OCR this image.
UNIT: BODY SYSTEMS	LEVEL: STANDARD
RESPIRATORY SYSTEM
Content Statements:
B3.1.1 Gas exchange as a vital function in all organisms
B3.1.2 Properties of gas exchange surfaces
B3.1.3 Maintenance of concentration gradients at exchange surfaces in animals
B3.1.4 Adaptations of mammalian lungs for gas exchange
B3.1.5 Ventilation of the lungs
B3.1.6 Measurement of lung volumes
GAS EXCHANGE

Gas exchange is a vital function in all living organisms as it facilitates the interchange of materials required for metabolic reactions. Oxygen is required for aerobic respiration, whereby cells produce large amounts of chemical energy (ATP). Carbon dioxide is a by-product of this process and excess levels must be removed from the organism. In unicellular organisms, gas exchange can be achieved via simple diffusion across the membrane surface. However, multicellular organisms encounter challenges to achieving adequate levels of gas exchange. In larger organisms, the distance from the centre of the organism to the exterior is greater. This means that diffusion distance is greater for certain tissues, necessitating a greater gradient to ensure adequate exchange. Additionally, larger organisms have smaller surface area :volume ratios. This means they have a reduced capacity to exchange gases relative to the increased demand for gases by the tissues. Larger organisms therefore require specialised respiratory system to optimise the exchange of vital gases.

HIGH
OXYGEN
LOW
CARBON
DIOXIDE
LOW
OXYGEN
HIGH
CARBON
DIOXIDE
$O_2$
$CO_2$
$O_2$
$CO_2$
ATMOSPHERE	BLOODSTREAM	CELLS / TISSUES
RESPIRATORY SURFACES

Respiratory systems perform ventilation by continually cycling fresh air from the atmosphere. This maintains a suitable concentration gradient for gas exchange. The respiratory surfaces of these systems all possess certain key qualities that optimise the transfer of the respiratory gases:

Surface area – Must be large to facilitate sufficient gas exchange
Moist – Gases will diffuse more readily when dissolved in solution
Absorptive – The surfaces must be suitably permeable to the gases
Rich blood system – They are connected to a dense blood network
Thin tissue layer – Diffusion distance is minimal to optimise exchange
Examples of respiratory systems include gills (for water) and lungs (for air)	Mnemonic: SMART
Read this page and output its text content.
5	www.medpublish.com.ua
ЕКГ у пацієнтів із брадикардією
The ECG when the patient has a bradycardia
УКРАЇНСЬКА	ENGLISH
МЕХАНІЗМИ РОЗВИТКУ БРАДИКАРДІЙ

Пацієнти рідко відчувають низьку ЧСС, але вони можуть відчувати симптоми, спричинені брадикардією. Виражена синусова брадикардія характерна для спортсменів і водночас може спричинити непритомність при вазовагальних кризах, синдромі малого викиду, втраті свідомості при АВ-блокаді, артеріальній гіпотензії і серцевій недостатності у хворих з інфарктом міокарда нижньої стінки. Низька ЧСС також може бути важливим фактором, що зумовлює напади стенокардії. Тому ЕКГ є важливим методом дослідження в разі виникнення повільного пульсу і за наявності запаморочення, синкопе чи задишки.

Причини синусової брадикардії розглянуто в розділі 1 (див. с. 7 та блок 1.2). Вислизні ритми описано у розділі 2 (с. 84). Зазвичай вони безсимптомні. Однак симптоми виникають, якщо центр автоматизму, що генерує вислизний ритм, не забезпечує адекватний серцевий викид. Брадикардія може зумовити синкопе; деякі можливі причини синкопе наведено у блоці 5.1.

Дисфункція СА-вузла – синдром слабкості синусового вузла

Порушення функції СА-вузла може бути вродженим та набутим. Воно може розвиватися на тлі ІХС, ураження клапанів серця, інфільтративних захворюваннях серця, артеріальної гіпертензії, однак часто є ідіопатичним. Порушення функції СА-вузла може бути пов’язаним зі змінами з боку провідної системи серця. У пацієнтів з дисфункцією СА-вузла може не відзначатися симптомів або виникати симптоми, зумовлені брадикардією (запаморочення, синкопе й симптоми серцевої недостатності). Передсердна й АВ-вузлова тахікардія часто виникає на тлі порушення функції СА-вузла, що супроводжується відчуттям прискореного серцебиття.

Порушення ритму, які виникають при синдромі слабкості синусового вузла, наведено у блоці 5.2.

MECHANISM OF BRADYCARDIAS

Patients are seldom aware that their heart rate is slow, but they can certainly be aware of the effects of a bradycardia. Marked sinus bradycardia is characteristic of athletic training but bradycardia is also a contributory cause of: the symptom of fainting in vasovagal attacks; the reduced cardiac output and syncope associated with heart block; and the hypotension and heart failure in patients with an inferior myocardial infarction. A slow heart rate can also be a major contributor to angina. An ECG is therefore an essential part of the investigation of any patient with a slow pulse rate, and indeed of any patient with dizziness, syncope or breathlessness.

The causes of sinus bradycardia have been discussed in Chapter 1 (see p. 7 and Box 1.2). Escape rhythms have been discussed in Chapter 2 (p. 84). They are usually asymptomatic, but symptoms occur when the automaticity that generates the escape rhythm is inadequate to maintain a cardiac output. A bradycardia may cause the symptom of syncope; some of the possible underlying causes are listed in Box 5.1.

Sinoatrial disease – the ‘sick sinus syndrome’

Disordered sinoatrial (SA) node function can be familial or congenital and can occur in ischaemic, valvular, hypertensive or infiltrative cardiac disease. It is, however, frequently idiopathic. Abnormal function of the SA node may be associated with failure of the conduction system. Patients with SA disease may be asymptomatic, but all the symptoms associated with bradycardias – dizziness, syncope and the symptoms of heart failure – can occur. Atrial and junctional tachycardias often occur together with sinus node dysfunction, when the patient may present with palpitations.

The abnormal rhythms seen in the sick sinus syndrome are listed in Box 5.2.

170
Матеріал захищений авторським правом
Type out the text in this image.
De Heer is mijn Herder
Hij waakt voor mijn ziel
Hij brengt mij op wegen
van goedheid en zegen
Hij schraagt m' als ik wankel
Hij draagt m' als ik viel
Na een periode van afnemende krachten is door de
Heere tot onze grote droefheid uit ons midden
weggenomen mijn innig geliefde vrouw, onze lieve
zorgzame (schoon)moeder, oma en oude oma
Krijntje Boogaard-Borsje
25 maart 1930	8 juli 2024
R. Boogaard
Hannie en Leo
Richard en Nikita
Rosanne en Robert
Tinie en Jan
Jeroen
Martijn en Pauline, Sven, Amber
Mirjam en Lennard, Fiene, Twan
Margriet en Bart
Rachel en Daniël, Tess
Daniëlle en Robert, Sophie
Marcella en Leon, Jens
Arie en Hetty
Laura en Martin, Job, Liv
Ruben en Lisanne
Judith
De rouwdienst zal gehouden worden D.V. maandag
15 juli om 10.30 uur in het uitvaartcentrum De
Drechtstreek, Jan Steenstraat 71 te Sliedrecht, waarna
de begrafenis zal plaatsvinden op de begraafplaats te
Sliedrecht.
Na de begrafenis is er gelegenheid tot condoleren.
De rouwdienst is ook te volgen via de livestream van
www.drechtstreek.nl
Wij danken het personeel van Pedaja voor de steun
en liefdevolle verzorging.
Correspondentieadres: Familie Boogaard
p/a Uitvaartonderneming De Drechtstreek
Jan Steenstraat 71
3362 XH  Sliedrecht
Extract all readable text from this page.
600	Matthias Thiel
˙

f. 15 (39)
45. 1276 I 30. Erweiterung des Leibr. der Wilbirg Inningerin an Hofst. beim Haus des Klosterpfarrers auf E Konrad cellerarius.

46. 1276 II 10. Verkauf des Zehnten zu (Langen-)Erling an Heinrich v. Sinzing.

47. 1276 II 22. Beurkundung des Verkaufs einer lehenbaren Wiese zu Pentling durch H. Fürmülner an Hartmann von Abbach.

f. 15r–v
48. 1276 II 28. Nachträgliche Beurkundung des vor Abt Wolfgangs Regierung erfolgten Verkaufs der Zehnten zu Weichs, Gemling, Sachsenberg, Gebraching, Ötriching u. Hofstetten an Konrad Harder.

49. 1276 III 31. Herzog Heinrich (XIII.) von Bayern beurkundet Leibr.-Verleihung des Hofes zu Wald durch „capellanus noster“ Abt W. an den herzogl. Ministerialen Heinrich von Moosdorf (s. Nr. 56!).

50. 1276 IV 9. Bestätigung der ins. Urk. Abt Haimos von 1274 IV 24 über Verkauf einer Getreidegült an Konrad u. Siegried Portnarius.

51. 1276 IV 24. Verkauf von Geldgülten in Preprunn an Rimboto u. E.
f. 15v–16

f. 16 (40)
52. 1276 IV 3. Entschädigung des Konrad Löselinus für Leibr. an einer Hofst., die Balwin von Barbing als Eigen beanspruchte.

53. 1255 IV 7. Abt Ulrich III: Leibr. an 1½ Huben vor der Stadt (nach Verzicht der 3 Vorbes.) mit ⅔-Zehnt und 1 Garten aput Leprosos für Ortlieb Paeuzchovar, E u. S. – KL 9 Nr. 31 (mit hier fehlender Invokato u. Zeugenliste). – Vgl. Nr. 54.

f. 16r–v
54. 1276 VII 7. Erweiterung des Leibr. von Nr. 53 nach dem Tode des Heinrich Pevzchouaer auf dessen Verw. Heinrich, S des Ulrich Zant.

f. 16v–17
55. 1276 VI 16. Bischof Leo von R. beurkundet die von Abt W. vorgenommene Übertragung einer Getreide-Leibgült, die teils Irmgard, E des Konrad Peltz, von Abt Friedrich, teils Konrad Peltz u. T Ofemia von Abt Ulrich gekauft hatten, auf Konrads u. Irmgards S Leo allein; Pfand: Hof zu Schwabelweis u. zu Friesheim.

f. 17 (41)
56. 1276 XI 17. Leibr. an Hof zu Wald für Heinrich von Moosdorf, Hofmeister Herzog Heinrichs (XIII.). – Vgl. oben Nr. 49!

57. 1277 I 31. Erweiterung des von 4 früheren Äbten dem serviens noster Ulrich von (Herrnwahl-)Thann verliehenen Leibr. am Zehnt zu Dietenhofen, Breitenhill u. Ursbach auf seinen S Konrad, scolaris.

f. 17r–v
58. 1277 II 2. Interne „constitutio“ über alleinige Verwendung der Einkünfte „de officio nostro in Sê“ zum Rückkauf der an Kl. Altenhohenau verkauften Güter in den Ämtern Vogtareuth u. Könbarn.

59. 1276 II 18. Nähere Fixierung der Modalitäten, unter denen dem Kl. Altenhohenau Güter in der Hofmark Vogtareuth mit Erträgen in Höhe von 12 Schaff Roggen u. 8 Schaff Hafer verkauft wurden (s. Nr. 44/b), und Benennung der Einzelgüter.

++++++++++++++++++++

*WHAT YOU SHOULD DO*. Extract all lines from the data in which "lungs" is found.

*YOUR SOLUTION*.
B3.1.4 Adaptations of mammalian lungs for gas exchange
B3.1.5 Ventilation of the lungs
Examples of respiratory systems include gills (for water) and lungs (for air)	Mnemonic: SMART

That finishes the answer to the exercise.